[TASK BRIEF]: Search the data below for the word "Importa" and copy each line that holds it.

━━━━━━━━━━━━━━━━━━━━

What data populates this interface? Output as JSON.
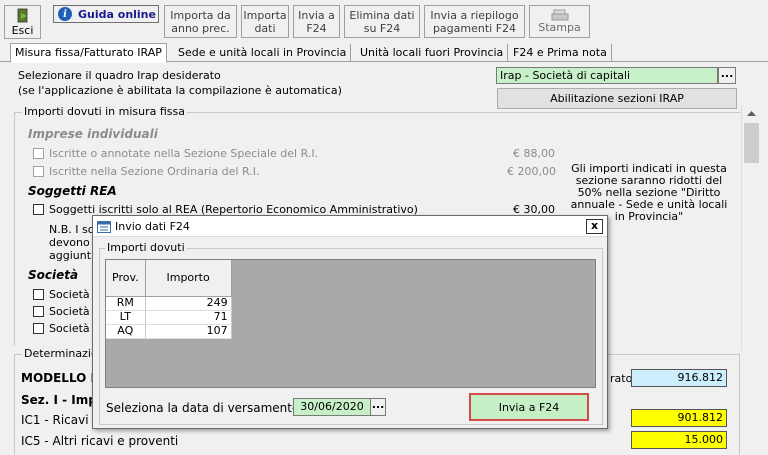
{
  "toolbar": {
    "esci": "Esci",
    "guida": "Guida online",
    "buttons": [
      {
        "label": "Importa da\nanno prec."
      },
      {
        "label": "Importa\ndati"
      },
      {
        "label": "Invia a\nF24"
      },
      {
        "label": "Elimina dati\nsu F24"
      },
      {
        "label": "Invia a riepilogo\npagamenti F24"
      },
      {
        "label": "Stampa"
      }
    ]
  },
  "tabs": [
    "Misura fissa/Fatturato IRAP",
    "Sede e unità locali in Provincia",
    "Unità locali fuori Provincia",
    "F24 e Prima nota"
  ],
  "main": {
    "select_label_1": "Selezionare il quadro Irap desiderato",
    "select_label_2": "(se l'applicazione è abilitata la compilazione è automatica)",
    "quadro_value": "Irap - Società di capitali",
    "abilitazione_button": "Abilitazione sezioni IRAP",
    "section_title": "Importi dovuti in misura fissa",
    "imprese_title": "Imprese individuali",
    "iscritte_1": "Iscritte o annotate nella Sezione Speciale del R.I.",
    "iscritte_1_amount": "€ 88,00",
    "iscritte_2": "Iscritte nella Sezione Ordinaria del R.I.",
    "iscritte_2_amount": "€ 200,00",
    "rea_title": "Soggetti REA",
    "rea_item": "Soggetti iscritti solo al REA (Repertorio Economico Amministrativo)",
    "rea_amount": "€ 30,00",
    "nb_line1": "N.B. I so",
    "nb_line2": "devono",
    "nb_line3": "aggiunt",
    "note": "Gli importi indicati in questa sezione saranno ridotti del 50% nella sezione \"Diritto annuale - Sede e unità locali in Provincia\"",
    "societa_title": "Società",
    "societa_items": [
      "Società",
      "Società",
      "Società"
    ],
    "determinazione": "Determinazio",
    "modello": "MODELLO II",
    "ato_label": "rato",
    "ato_value": "916.812",
    "sez": "Sez. I - Impo",
    "ic1": "IC1 - Ricavi d",
    "ic1_value": "901.812",
    "ic5": "IC5 - Altri ricavi e proventi",
    "ic5_value": "15.000"
  },
  "dialog": {
    "title": "Invio dati F24",
    "close": "x",
    "group": "Importi dovuti",
    "columns": [
      "Prov.",
      "Importo"
    ],
    "rows": [
      {
        "prov": "RM",
        "importo": "249"
      },
      {
        "prov": "LT",
        "importo": "71"
      },
      {
        "prov": "AQ",
        "importo": "107"
      }
    ],
    "date_label": "Seleziona la data di versamento",
    "date_value": "30/06/2020",
    "send_button": "Invia a F24"
  }
}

━━━━━━━━━━━━━━━━━━━━

[SOLUTION FOR THIS TASK]:
        "label": "Importa da\nanno prec."
        "label": "Importa\ndati"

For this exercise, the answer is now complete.